## Begin Listed records

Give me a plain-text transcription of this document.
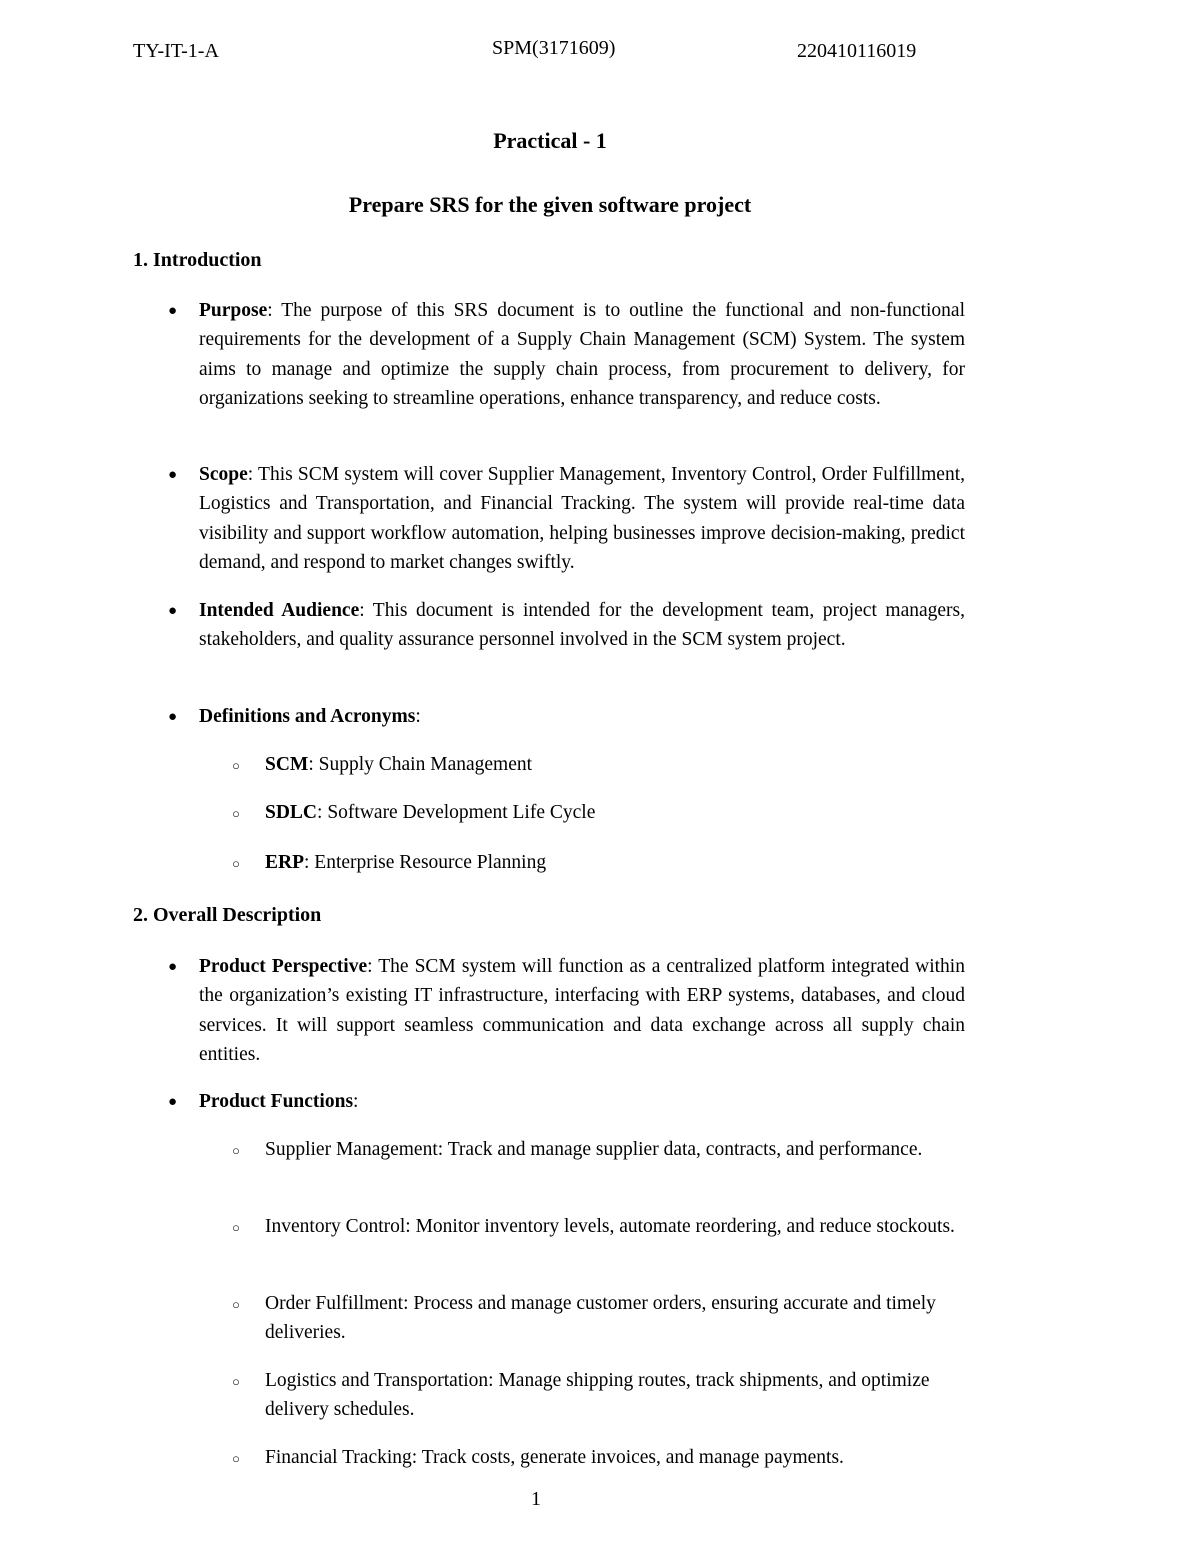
TY-IT-1-A	SPM(3171609)	220410116019
Practical - 1
Prepare SRS for the given software project
1. Introduction
● Purpose: The purpose of this SRS document is to outline the functional and non-functional requirements for the development of a Supply Chain Management (SCM) System. The system aims to manage and optimize the supply chain process, from procurement to delivery, for organizations seeking to streamline operations, enhance transparency, and reduce costs.
● Scope: This SCM system will cover Supplier Management, Inventory Control, Order Fulfillment, Logistics and Transportation, and Financial Tracking. The system will provide real-time data visibility and support workflow automation, helping businesses improve decision-making, predict demand, and respond to market changes swiftly.
● Intended Audience: This document is intended for the development team, project managers, stakeholders, and quality assurance personnel involved in the SCM system project.
● Definitions and Acronyms:
○ SCM: Supply Chain Management
○ SDLC: Software Development Life Cycle
○ ERP: Enterprise Resource Planning
2. Overall Description
● Product Perspective: The SCM system will function as a centralized platform integrated within the organization’s existing IT infrastructure, interfacing with ERP systems, databases, and cloud services. It will support seamless communication and data exchange across all supply chain entities.
● Product Functions:
○ Supplier Management: Track and manage supplier data, contracts, and performance.
○ Inventory Control: Monitor inventory levels, automate reordering, and reduce stockouts.
○ Order Fulfillment: Process and manage customer orders, ensuring accurate and timely deliveries.
○ Logistics and Transportation: Manage shipping routes, track shipments, and optimize delivery schedules.
○ Financial Tracking: Track costs, generate invoices, and manage payments.
1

## End Listed records

• Challenge:
Quote the data above in full, leaving out the pictures it holds.

• Exercise solution:
Give me a plain-text transcription of this document.
TY-IT-1-A	SPM(3171609)	220410116019
Practical - 1
Prepare SRS for the given software project
1. Introduction
● Purpose: The purpose of this SRS document is to outline the functional and non-functional requirements for the development of a Supply Chain Management (SCM) System. The system aims to manage and optimize the supply chain process, from procurement to delivery, for organizations seeking to streamline operations, enhance transparency, and reduce costs.
● Scope: This SCM system will cover Supplier Management, Inventory Control, Order Fulfillment, Logistics and Transportation, and Financial Tracking. The system will provide real-time data visibility and support workflow automation, helping businesses improve decision-making, predict demand, and respond to market changes swiftly.
● Intended Audience: This document is intended for the development team, project managers, stakeholders, and quality assurance personnel involved in the SCM system project.
● Definitions and Acronyms:
○ SCM: Supply Chain Management
○ SDLC: Software Development Life Cycle
○ ERP: Enterprise Resource Planning
2. Overall Description
● Product Perspective: The SCM system will function as a centralized platform integrated within the organization’s existing IT infrastructure, interfacing with ERP systems, databases, and cloud services. It will support seamless communication and data exchange across all supply chain entities.
● Product Functions:
○ Supplier Management: Track and manage supplier data, contracts, and performance.
○ Inventory Control: Monitor inventory levels, automate reordering, and reduce stockouts.
○ Order Fulfillment: Process and manage customer orders, ensuring accurate and timely deliveries.
○ Logistics and Transportation: Manage shipping routes, track shipments, and optimize delivery schedules.
○ Financial Tracking: Track costs, generate invoices, and manage payments.
1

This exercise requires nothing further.